— Start of Data shown —

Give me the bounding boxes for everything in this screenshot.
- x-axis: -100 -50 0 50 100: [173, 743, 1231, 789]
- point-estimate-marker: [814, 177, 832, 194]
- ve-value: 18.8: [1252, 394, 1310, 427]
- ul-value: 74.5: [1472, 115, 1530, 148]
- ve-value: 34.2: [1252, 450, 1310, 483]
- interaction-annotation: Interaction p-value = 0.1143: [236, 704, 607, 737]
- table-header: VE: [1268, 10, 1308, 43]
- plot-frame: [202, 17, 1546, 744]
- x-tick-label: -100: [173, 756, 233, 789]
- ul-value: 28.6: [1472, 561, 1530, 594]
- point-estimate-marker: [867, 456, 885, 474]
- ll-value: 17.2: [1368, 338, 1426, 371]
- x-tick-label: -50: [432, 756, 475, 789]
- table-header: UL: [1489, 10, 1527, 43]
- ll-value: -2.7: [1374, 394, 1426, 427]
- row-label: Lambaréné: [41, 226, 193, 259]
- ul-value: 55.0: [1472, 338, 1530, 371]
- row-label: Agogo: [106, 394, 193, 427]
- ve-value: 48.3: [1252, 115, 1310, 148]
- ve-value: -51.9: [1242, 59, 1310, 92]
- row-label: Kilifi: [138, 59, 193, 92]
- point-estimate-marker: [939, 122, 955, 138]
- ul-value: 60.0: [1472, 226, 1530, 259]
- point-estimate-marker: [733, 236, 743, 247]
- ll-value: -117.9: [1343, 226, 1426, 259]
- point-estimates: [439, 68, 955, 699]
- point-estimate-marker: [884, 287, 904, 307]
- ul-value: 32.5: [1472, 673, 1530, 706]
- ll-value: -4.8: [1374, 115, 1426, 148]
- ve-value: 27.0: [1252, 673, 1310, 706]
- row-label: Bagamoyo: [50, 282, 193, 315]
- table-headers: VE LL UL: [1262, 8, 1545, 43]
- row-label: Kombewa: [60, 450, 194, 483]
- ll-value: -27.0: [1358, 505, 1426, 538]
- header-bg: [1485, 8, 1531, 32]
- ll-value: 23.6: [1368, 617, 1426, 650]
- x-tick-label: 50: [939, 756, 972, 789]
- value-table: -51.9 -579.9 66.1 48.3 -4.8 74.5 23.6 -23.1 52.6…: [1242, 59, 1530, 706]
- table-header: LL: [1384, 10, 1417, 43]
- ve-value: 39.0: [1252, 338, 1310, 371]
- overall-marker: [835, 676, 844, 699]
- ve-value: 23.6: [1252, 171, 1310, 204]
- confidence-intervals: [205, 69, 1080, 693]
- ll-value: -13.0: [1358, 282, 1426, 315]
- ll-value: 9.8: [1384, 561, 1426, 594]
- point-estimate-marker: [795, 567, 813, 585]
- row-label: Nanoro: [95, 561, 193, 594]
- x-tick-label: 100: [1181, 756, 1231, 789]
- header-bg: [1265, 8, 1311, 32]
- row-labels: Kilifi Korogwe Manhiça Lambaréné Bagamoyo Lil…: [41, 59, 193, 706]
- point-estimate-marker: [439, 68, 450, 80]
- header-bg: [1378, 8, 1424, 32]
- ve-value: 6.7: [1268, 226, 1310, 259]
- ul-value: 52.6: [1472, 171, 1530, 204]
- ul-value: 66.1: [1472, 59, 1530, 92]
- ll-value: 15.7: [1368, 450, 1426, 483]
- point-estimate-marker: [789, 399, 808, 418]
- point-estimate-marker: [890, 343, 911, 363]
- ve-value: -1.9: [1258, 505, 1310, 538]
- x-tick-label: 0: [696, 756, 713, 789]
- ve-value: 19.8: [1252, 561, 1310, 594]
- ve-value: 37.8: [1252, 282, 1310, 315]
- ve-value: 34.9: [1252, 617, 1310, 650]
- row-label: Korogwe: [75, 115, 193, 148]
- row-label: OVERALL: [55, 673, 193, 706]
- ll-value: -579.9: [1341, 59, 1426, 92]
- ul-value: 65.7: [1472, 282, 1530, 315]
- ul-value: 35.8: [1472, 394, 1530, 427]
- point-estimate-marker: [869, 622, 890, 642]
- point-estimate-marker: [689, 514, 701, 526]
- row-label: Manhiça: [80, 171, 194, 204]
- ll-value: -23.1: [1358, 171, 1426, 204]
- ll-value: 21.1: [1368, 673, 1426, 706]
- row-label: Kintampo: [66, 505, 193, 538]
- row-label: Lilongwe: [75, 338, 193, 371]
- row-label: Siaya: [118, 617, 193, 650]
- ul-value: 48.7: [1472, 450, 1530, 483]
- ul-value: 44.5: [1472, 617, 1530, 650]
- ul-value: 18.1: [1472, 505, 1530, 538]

— End of Data shown —

- _Given exercise_
Quote the records from their first line through the line that contains "- x-tick-label: -50: [432, 756, 475, 789]", with both of those lines included.

- _In response_
Give me the bounding boxes for everything in this screenshot.
- x-axis: -100 -50 0 50 100: [173, 743, 1231, 789]
- point-estimate-marker: [814, 177, 832, 194]
- ve-value: 18.8: [1252, 394, 1310, 427]
- ul-value: 74.5: [1472, 115, 1530, 148]
- ve-value: 34.2: [1252, 450, 1310, 483]
- interaction-annotation: Interaction p-value = 0.1143: [236, 704, 607, 737]
- table-header: VE: [1268, 10, 1308, 43]
- plot-frame: [202, 17, 1546, 744]
- x-tick-label: -100: [173, 756, 233, 789]
- ul-value: 28.6: [1472, 561, 1530, 594]
- point-estimate-marker: [867, 456, 885, 474]
- ll-value: 17.2: [1368, 338, 1426, 371]
- x-tick-label: -50: [432, 756, 475, 789]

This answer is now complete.